▶ WHAT TO PRODUCE:
What follows is a set of records, each of which is to be written out exactly.

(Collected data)
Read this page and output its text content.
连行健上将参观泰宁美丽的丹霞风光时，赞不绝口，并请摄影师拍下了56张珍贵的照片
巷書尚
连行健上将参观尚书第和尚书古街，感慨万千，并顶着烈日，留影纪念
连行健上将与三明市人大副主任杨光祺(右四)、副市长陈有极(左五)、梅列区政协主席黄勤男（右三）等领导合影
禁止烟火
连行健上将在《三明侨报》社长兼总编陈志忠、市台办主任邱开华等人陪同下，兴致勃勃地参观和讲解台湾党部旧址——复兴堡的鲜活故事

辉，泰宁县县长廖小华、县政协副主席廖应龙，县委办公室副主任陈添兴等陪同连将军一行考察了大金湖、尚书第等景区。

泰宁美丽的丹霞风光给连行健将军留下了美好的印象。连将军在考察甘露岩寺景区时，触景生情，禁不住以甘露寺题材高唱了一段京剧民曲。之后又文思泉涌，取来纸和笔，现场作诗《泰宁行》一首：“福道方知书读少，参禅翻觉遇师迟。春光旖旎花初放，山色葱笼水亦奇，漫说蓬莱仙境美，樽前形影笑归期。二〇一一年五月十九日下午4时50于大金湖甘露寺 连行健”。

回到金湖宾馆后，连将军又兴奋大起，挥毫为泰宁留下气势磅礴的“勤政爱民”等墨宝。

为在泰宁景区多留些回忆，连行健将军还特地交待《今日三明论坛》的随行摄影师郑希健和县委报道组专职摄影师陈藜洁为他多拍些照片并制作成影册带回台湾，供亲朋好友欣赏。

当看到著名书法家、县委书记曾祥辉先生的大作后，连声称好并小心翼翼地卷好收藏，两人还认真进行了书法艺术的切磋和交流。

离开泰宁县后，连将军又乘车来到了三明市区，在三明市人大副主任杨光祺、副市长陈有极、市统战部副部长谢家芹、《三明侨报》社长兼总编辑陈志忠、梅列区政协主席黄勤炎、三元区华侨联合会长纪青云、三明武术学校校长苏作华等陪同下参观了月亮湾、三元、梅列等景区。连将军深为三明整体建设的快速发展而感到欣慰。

▶ ANSWER TO THE PROBLEM:
Read this page and output its text content.
连行健上将参观泰宁美丽的丹霞风光时，赞不绝口，并请摄影师拍下了56张珍贵的照片
巷書尚
连行健上将参观尚书第和尚书古街，感慨万千，并顶着烈日，留影纪念
连行健上将与三明市人大副主任杨光祺(右四)、副市长陈有极(左五)、梅列区政协主席黄勤男（右三）等领导合影
禁止烟火
连行健上将在《三明侨报》社长兼总编陈志忠、市台办主任邱开华等人陪同下，兴致勃勃地参观和讲解台湾党部旧址——复兴堡的鲜活故事

辉，泰宁县县长廖小华、县政协副主席廖应龙，县委办公室副主任陈添兴等陪同连将军一行考察了大金湖、尚书第等景区。

泰宁美丽的丹霞风光给连行健将军留下了美好的印象。连将军在考察甘露岩寺景区时，触景生情，禁不住以甘露寺题材高唱了一段京剧民曲。之后又文思泉涌，取来纸和笔，现场作诗《泰宁行》一首：“福道方知书读少，参禅翻觉遇师迟。春光旖旎花初放，山色葱笼水亦奇，漫说蓬莱仙境美，樽前形影笑归期。二〇一一年五月十九日下午4时50于大金湖甘露寺 连行健”。

回到金湖宾馆后，连将军又兴奋大起，挥毫为泰宁留下气势磅礴的“勤政爱民”等墨宝。

为在泰宁景区多留些回忆，连行健将军还特地交待《今日三明论坛》的随行摄影师郑希健和县委报道组专职摄影师陈藜洁为他多拍些照片并制作成影册带回台湾，供亲朋好友欣赏。

当看到著名书法家、县委书记曾祥辉先生的大作后，连声称好并小心翼翼地卷好收藏，两人还认真进行了书法艺术的切磋和交流。

离开泰宁县后，连将军又乘车来到了三明市区，在三明市人大副主任杨光祺、副市长陈有极、市统战部副部长谢家芹、《三明侨报》社长兼总编辑陈志忠、梅列区政协主席黄勤炎、三元区华侨联合会长纪青云、三明武术学校校长苏作华等陪同下参观了月亮湾、三元、梅列等景区。连将军深为三明整体建设的快速发展而感到欣慰。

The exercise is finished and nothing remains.